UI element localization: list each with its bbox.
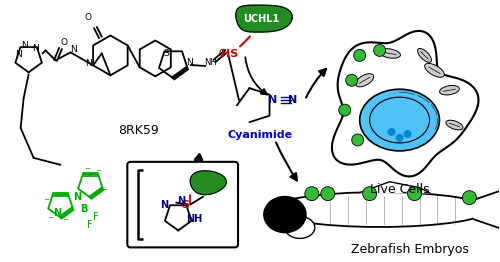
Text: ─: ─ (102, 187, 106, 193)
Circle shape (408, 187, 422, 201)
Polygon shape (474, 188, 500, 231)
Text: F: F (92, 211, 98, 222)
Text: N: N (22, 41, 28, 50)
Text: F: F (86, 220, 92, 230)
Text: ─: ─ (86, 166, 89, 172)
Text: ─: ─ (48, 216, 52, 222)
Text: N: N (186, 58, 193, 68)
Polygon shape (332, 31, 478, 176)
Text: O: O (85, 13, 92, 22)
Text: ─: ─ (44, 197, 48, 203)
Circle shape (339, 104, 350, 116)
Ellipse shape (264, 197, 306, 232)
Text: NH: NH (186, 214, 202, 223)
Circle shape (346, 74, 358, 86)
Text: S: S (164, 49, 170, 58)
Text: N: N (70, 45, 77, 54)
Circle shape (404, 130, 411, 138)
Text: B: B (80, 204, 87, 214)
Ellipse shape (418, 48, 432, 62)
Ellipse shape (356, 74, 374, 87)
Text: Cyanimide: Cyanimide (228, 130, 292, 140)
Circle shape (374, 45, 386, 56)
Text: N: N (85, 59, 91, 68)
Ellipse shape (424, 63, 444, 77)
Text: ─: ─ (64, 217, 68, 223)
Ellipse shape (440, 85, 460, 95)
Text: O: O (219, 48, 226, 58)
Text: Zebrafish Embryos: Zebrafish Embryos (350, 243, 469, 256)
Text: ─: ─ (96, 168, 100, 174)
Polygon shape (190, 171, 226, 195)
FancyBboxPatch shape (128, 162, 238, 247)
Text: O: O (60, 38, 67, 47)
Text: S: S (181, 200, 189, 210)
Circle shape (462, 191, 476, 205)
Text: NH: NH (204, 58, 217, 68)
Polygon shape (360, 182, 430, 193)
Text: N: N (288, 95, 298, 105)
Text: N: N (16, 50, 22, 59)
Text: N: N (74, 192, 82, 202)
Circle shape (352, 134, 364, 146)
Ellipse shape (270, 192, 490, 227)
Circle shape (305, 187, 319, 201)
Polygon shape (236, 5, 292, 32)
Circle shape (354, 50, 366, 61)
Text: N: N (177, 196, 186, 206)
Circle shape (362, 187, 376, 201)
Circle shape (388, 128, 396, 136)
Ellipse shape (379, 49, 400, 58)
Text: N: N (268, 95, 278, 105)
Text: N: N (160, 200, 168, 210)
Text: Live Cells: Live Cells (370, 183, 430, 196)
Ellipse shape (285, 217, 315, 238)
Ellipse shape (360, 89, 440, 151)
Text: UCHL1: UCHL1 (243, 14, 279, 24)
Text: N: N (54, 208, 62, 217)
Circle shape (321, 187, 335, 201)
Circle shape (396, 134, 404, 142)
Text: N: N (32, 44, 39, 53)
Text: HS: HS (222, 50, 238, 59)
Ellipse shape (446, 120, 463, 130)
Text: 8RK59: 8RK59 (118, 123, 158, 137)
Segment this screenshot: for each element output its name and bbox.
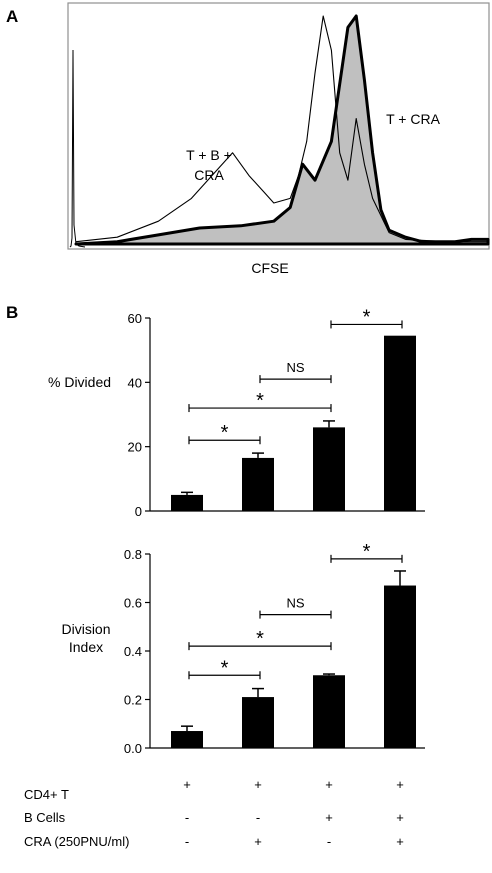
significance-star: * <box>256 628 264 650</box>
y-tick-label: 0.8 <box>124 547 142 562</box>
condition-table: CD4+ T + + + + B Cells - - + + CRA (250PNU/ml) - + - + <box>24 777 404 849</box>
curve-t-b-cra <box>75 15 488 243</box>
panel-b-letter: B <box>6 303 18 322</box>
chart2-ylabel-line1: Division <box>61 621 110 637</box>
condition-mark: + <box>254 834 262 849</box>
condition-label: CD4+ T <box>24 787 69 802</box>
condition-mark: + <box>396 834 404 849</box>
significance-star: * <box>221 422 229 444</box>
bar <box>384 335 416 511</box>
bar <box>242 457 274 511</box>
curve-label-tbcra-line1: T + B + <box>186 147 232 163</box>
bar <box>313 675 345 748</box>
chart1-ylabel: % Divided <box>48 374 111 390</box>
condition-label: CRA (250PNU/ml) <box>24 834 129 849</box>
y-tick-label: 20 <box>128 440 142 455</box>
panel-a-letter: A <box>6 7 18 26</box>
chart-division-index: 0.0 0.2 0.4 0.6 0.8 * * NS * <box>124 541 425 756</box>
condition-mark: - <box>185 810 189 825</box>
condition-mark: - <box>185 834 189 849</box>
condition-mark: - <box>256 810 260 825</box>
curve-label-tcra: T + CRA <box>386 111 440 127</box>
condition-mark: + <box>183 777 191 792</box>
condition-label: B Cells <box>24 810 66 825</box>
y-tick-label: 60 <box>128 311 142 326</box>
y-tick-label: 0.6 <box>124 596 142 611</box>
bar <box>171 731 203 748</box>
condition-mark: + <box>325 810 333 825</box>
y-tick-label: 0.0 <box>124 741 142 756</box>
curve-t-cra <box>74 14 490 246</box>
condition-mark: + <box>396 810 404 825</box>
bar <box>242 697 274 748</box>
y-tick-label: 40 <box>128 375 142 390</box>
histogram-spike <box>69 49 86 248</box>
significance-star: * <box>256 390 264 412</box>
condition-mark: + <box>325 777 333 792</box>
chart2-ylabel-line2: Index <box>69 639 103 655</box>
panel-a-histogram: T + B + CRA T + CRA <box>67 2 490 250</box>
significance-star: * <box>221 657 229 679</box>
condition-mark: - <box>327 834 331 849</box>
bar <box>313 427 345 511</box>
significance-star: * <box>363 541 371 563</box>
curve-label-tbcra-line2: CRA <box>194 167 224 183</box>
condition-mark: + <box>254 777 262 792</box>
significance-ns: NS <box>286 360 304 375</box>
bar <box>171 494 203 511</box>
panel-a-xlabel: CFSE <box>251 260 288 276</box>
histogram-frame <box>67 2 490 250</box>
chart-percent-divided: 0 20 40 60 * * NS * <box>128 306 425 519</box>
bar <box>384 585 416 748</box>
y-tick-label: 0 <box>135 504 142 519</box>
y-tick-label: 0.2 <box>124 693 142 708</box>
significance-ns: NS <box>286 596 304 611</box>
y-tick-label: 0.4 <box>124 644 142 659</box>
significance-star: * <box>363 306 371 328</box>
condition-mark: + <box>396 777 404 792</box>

PROBLEM DETAILS.
Copy every line where the word "panel" is present in the entries above.

TASK RESULT.
panel-b-letter: B <box>6 303 18 322</box>
panel-a-letter: A <box>6 7 18 26</box>
panel-a-histogram: T + B + CRA T + CRA <box>67 2 490 250</box>
panel-a-xlabel: CFSE <box>251 260 288 276</box>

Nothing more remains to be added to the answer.